• Aim
In the material below, find how many lines contain the string "body". Write only that number.

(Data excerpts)
===============

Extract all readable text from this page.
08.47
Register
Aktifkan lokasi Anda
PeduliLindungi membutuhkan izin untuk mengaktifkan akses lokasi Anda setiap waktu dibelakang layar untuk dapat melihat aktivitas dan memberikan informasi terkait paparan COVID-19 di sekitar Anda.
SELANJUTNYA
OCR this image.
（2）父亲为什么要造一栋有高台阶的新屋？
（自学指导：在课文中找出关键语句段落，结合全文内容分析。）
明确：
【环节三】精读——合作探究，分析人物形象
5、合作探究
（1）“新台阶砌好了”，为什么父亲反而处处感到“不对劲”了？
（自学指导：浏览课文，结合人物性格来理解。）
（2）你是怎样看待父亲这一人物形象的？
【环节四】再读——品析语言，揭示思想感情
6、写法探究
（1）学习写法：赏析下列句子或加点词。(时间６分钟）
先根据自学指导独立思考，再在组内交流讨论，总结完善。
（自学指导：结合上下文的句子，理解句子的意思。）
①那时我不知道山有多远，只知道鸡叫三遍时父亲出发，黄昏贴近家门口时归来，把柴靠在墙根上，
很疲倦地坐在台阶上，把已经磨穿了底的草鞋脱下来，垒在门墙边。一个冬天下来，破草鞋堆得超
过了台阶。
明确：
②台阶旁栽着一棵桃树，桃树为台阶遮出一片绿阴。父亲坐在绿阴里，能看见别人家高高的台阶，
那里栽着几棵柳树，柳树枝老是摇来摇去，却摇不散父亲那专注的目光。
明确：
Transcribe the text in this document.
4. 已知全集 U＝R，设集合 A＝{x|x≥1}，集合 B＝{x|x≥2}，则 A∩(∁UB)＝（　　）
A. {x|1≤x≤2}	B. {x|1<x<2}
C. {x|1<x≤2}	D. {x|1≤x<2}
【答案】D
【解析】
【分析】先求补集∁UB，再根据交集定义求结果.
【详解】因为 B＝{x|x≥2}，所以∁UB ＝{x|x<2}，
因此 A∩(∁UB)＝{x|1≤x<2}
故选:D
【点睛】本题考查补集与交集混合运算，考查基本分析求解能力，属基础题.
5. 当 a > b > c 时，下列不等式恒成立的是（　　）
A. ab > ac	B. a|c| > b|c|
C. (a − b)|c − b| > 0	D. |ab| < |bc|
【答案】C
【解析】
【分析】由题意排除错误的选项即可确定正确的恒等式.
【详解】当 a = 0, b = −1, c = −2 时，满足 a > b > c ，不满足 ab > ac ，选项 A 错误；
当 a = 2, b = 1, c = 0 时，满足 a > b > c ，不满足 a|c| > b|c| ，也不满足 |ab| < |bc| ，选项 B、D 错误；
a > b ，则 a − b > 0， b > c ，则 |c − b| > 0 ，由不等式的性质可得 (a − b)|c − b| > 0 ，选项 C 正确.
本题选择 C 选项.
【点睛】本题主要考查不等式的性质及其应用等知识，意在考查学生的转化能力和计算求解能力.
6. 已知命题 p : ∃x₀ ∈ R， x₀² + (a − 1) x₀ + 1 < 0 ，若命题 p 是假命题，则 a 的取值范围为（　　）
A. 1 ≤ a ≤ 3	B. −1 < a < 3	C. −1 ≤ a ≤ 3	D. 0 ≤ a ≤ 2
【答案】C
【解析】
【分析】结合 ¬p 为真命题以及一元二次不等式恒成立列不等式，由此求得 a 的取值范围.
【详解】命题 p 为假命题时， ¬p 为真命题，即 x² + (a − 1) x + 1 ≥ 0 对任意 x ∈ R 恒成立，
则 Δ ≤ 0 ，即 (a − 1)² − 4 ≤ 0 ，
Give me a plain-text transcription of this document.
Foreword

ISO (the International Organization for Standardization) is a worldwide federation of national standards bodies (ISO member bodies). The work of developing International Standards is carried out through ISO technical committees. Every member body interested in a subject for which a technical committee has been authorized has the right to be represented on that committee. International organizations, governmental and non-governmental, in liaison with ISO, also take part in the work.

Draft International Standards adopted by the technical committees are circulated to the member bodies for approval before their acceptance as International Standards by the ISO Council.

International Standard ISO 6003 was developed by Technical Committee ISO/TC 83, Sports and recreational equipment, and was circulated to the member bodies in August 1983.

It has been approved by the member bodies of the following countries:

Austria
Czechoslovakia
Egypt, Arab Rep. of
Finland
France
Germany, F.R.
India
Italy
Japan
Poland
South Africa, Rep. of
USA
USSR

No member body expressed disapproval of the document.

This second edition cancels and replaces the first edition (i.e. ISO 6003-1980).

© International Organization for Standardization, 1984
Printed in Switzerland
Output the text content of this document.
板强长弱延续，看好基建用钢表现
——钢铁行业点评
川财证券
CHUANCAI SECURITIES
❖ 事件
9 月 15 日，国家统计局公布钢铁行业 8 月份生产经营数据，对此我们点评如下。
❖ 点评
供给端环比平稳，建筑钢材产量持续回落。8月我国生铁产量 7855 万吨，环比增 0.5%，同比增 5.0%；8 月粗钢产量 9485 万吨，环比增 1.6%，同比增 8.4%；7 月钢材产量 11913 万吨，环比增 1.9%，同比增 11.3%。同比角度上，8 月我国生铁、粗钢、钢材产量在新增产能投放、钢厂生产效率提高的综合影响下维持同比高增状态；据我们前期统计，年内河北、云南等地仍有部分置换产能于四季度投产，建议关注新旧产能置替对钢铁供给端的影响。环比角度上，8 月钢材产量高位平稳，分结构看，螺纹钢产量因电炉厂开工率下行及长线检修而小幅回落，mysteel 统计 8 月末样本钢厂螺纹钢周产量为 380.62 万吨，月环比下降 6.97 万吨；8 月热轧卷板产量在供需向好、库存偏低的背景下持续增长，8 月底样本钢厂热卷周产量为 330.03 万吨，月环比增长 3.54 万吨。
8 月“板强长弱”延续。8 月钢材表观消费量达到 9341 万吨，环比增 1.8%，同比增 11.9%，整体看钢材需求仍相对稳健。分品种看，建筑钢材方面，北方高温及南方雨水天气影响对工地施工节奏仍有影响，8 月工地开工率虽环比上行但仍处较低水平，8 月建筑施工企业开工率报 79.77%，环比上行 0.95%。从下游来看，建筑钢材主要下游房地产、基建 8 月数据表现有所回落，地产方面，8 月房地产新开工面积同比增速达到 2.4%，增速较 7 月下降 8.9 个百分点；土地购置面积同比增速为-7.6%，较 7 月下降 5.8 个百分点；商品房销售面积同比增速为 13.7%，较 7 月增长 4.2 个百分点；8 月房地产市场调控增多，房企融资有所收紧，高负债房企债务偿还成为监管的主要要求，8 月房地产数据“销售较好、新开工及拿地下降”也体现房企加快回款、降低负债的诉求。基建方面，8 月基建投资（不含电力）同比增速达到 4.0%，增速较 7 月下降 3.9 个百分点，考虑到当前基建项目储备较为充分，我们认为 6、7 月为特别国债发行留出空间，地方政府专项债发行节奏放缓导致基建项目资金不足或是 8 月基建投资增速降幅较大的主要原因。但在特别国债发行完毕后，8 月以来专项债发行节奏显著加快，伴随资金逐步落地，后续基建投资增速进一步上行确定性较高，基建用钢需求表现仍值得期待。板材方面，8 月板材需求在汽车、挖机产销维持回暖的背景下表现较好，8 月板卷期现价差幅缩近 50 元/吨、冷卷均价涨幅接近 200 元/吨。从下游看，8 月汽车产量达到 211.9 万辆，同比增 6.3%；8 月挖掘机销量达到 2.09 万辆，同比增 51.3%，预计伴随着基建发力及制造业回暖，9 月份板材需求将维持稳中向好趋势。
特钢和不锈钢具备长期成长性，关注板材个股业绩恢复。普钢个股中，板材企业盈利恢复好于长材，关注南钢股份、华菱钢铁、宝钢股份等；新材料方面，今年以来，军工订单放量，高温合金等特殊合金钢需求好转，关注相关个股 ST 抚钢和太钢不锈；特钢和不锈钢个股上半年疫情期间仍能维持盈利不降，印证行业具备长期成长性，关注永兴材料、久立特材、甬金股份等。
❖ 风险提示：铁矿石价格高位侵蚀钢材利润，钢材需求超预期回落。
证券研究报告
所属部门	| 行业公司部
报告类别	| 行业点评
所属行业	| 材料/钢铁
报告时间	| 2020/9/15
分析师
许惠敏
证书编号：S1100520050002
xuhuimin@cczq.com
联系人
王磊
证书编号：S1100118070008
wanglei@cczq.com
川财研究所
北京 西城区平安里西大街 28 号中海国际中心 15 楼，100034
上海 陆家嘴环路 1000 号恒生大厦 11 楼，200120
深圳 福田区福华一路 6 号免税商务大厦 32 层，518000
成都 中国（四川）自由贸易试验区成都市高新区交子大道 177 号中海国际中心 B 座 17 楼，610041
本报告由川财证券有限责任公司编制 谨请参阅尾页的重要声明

===============

• Complete output
2